**Record list:**
__________

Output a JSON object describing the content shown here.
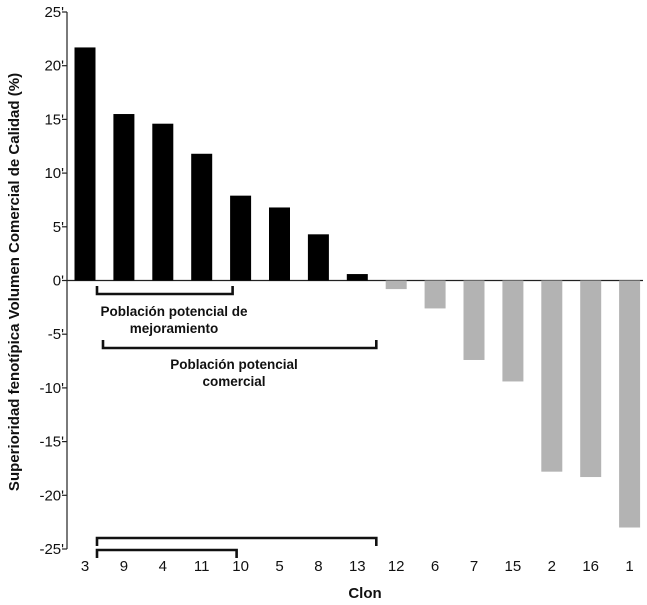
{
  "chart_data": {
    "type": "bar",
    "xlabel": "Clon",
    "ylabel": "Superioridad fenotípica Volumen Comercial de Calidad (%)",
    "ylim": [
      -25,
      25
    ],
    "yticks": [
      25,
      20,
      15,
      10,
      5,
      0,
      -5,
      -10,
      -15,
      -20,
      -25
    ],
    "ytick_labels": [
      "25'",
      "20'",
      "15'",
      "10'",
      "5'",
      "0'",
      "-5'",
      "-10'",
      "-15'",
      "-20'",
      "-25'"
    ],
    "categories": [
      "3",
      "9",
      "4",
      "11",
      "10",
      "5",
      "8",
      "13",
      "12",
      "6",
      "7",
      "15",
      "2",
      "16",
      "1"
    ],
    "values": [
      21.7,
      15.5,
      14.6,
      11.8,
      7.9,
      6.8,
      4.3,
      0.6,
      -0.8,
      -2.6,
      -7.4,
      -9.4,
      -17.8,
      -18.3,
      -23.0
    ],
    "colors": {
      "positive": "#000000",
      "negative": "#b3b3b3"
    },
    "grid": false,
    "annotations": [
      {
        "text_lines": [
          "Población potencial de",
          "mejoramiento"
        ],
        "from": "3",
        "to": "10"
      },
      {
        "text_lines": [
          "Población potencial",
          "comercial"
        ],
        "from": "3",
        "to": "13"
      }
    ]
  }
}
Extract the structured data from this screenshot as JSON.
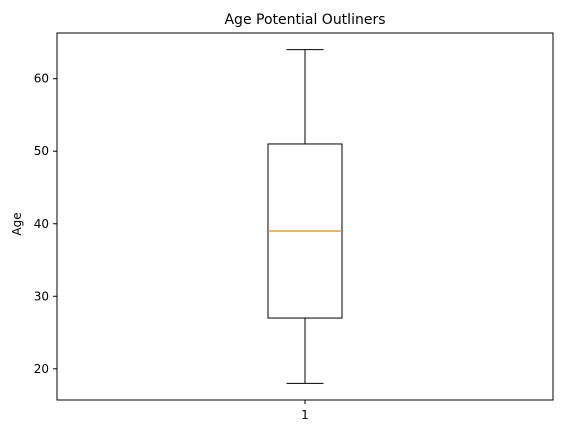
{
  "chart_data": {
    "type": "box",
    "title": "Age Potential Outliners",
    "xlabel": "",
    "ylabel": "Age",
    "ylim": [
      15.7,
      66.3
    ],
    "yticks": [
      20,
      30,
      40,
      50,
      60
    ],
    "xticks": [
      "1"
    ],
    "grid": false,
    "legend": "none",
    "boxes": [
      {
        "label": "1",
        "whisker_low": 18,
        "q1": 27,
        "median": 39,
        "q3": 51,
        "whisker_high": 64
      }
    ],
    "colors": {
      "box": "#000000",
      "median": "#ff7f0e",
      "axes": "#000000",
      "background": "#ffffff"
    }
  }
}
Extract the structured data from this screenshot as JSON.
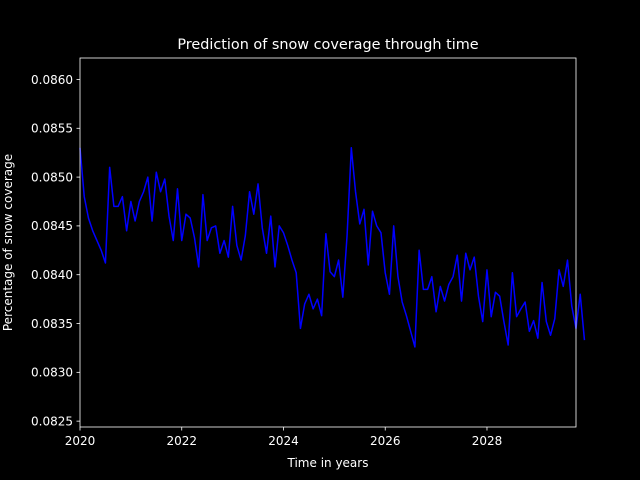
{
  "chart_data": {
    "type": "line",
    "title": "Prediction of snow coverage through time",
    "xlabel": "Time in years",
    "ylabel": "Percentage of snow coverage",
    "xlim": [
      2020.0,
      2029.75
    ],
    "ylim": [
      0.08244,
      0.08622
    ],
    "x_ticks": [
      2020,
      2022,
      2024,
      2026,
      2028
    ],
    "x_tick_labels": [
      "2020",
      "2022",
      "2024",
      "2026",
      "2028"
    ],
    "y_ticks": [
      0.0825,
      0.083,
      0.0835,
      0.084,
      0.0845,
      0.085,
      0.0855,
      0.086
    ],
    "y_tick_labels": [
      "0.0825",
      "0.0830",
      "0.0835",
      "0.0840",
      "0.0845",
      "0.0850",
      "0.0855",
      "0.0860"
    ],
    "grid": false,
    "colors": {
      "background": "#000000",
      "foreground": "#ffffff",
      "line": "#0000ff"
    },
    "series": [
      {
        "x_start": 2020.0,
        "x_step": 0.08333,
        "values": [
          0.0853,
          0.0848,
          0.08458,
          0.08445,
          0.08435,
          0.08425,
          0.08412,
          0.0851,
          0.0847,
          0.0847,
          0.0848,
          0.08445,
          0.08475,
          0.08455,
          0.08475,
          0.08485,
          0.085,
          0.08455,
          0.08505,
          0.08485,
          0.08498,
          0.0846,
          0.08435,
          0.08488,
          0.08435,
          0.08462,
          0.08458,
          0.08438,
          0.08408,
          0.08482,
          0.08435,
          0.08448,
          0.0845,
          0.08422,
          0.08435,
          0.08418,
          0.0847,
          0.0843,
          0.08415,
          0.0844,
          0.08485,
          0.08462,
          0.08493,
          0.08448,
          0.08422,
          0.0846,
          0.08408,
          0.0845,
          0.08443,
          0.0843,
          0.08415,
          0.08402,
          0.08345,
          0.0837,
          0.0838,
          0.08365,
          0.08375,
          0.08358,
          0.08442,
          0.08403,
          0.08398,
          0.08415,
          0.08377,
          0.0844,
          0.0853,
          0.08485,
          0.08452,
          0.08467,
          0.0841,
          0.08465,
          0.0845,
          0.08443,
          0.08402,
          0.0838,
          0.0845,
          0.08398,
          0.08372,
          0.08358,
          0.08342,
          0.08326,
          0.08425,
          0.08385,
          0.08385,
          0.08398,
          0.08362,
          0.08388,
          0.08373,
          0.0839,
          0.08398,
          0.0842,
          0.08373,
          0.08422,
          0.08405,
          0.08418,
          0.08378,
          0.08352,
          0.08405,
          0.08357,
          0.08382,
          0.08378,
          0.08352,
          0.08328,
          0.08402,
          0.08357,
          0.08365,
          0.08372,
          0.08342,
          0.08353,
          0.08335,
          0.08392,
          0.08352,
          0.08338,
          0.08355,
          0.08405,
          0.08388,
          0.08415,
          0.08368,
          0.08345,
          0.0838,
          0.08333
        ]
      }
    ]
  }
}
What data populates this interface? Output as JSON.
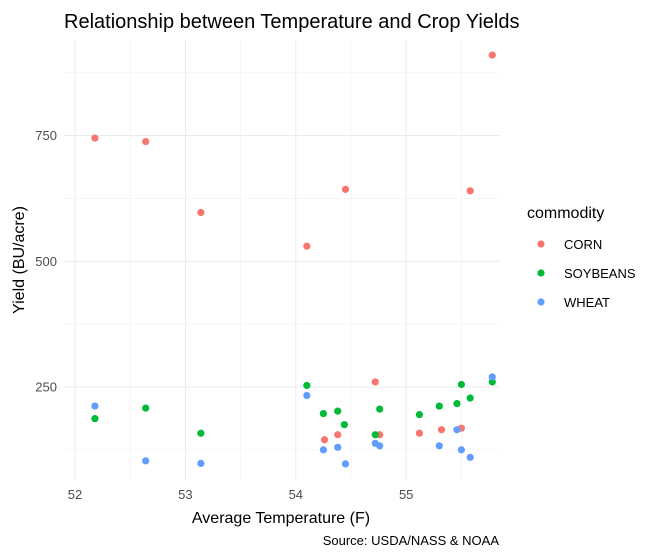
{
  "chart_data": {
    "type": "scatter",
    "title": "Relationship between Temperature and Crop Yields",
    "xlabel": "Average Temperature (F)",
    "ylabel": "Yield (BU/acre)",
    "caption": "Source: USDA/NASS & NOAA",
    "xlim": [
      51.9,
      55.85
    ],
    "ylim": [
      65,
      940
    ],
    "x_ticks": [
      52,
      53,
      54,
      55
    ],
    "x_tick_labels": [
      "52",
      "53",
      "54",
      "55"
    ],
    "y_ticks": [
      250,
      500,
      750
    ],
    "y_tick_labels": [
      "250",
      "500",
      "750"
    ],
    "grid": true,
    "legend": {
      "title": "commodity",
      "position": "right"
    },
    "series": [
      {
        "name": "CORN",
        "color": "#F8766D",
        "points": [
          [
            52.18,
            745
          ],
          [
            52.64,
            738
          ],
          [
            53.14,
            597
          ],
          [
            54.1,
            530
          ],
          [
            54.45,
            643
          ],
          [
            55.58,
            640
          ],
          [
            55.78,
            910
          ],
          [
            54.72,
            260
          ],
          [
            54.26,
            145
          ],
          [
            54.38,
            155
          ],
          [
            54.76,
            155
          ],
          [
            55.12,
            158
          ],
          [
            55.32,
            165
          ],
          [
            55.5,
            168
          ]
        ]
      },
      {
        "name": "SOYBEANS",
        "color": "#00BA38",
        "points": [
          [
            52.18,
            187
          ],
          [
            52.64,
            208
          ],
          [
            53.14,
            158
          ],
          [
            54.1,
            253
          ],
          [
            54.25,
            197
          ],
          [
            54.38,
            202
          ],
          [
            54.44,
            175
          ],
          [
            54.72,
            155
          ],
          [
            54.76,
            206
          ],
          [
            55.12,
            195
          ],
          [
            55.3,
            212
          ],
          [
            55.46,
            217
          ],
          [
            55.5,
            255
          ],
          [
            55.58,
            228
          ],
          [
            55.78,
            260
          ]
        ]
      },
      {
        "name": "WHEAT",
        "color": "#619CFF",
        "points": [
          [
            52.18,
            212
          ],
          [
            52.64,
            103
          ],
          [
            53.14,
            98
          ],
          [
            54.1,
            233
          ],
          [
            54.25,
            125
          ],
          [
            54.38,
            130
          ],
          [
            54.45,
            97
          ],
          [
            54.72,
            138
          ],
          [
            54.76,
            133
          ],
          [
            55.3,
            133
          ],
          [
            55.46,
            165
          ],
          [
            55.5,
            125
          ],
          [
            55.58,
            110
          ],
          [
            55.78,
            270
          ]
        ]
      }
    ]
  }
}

__________

**Written instruction:**
Scan the records above, count the lines with "type" in them, and give only the number.

**Solution for this problem:**
4